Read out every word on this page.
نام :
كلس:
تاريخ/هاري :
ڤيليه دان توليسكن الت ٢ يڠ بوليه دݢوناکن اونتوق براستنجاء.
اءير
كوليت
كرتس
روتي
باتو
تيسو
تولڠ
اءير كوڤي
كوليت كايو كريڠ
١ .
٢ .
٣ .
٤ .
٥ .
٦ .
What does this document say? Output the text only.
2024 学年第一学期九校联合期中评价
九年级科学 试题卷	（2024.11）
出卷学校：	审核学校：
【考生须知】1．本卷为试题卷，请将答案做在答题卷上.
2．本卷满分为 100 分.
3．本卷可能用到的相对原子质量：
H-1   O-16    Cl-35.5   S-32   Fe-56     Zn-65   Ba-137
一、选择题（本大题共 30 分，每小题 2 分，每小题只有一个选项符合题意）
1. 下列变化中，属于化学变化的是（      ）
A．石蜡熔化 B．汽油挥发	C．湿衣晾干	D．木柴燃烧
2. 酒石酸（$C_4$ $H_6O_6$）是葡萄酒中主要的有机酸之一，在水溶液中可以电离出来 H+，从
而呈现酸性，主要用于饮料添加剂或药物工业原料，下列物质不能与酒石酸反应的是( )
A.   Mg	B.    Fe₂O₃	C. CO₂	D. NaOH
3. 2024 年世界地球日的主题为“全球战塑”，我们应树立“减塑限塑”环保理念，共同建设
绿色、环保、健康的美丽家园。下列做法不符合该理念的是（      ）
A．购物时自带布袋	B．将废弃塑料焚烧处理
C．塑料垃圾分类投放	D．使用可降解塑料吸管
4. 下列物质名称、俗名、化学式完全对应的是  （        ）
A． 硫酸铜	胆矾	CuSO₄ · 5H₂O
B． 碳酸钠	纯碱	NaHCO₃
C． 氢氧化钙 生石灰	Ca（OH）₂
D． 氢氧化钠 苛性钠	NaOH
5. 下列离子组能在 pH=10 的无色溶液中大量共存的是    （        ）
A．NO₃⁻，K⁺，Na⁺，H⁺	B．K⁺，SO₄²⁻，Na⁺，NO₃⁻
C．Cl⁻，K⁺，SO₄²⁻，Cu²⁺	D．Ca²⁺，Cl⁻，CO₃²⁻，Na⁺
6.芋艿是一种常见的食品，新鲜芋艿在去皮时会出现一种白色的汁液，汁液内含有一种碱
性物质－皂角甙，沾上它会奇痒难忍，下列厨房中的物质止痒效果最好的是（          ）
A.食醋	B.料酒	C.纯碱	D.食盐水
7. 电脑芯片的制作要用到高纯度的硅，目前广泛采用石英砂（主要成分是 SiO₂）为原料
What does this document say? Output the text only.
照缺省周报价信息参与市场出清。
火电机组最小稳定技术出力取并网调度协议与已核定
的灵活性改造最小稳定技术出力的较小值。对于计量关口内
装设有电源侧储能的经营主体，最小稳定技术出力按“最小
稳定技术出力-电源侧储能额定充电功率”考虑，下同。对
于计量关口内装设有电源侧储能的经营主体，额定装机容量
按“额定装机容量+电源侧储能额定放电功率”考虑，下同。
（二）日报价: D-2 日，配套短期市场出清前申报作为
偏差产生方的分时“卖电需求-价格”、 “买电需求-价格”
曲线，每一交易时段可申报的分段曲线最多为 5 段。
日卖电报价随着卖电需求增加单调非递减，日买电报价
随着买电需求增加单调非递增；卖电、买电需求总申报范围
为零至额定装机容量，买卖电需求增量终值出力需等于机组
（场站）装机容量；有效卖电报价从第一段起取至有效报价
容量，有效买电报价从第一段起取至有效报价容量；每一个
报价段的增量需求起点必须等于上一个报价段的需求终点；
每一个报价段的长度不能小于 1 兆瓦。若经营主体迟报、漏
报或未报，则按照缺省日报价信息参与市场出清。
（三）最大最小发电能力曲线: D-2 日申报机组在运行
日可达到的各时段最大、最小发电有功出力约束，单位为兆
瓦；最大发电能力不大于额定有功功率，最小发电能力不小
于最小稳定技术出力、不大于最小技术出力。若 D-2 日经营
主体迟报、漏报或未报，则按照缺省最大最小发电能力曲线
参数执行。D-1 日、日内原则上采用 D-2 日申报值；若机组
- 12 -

_Stated exercise_
Please quote the records above exactly, without skipping a line.

_Solution to the problem_
Read out every word on this page.
نام :
كلس:
تاريخ/هاري :
ڤيليه دان توليسكن الت ٢ يڠ بوليه دݢوناکن اونتوق براستنجاء.
اءير
كوليت
كرتس
روتي
باتو
تيسو
تولڠ
اءير كوڤي
كوليت كايو كريڠ
١ .
٢ .
٣ .
٤ .
٥ .
٦ .
What does this document say? Output the text only.
2024 学年第一学期九校联合期中评价
九年级科学 试题卷	（2024.11）
出卷学校：	审核学校：
【考生须知】1．本卷为试题卷，请将答案做在答题卷上.
2．本卷满分为 100 分.
3．本卷可能用到的相对原子质量：
H-1   O-16    Cl-35.5   S-32   Fe-56     Zn-65   Ba-137
一、选择题（本大题共 30 分，每小题 2 分，每小题只有一个选项符合题意）
1. 下列变化中，属于化学变化的是（      ）
A．石蜡熔化 B．汽油挥发	C．湿衣晾干	D．木柴燃烧
2. 酒石酸（$C_4$ $H_6O_6$）是葡萄酒中主要的有机酸之一，在水溶液中可以电离出来 H+，从
而呈现酸性，主要用于饮料添加剂或药物工业原料，下列物质不能与酒石酸反应的是( )
A.   Mg	B.    Fe₂O₃	C. CO₂	D. NaOH
3. 2024 年世界地球日的主题为“全球战塑”，我们应树立“减塑限塑”环保理念，共同建设
绿色、环保、健康的美丽家园。下列做法不符合该理念的是（      ）
A．购物时自带布袋	B．将废弃塑料焚烧处理
C．塑料垃圾分类投放	D．使用可降解塑料吸管
4. 下列物质名称、俗名、化学式完全对应的是  （        ）
A． 硫酸铜	胆矾	CuSO₄ · 5H₂O
B． 碳酸钠	纯碱	NaHCO₃
C． 氢氧化钙 生石灰	Ca（OH）₂
D． 氢氧化钠 苛性钠	NaOH
5. 下列离子组能在 pH=10 的无色溶液中大量共存的是    （        ）
A．NO₃⁻，K⁺，Na⁺，H⁺	B．K⁺，SO₄²⁻，Na⁺，NO₃⁻
C．Cl⁻，K⁺，SO₄²⁻，Cu²⁺	D．Ca²⁺，Cl⁻，CO₃²⁻，Na⁺
6.芋艿是一种常见的食品，新鲜芋艿在去皮时会出现一种白色的汁液，汁液内含有一种碱
性物质－皂角甙，沾上它会奇痒难忍，下列厨房中的物质止痒效果最好的是（          ）
A.食醋	B.料酒	C.纯碱	D.食盐水
7. 电脑芯片的制作要用到高纯度的硅，目前广泛采用石英砂（主要成分是 SiO₂）为原料
What does this document say? Output the text only.
照缺省周报价信息参与市场出清。
火电机组最小稳定技术出力取并网调度协议与已核定
的灵活性改造最小稳定技术出力的较小值。对于计量关口内
装设有电源侧储能的经营主体，最小稳定技术出力按“最小
稳定技术出力-电源侧储能额定充电功率”考虑，下同。对
于计量关口内装设有电源侧储能的经营主体，额定装机容量
按“额定装机容量+电源侧储能额定放电功率”考虑，下同。
（二）日报价: D-2 日，配套短期市场出清前申报作为
偏差产生方的分时“卖电需求-价格”、 “买电需求-价格”
曲线，每一交易时段可申报的分段曲线最多为 5 段。
日卖电报价随着卖电需求增加单调非递减，日买电报价
随着买电需求增加单调非递增；卖电、买电需求总申报范围
为零至额定装机容量，买卖电需求增量终值出力需等于机组
（场站）装机容量；有效卖电报价从第一段起取至有效报价
容量，有效买电报价从第一段起取至有效报价容量；每一个
报价段的增量需求起点必须等于上一个报价段的需求终点；
每一个报价段的长度不能小于 1 兆瓦。若经营主体迟报、漏
报或未报，则按照缺省日报价信息参与市场出清。
（三）最大最小发电能力曲线: D-2 日申报机组在运行
日可达到的各时段最大、最小发电有功出力约束，单位为兆
瓦；最大发电能力不大于额定有功功率，最小发电能力不小
于最小稳定技术出力、不大于最小技术出力。若 D-2 日经营
主体迟报、漏报或未报，则按照缺省最大最小发电能力曲线
参数执行。D-1 日、日内原则上采用 D-2 日申报值；若机组
- 12 -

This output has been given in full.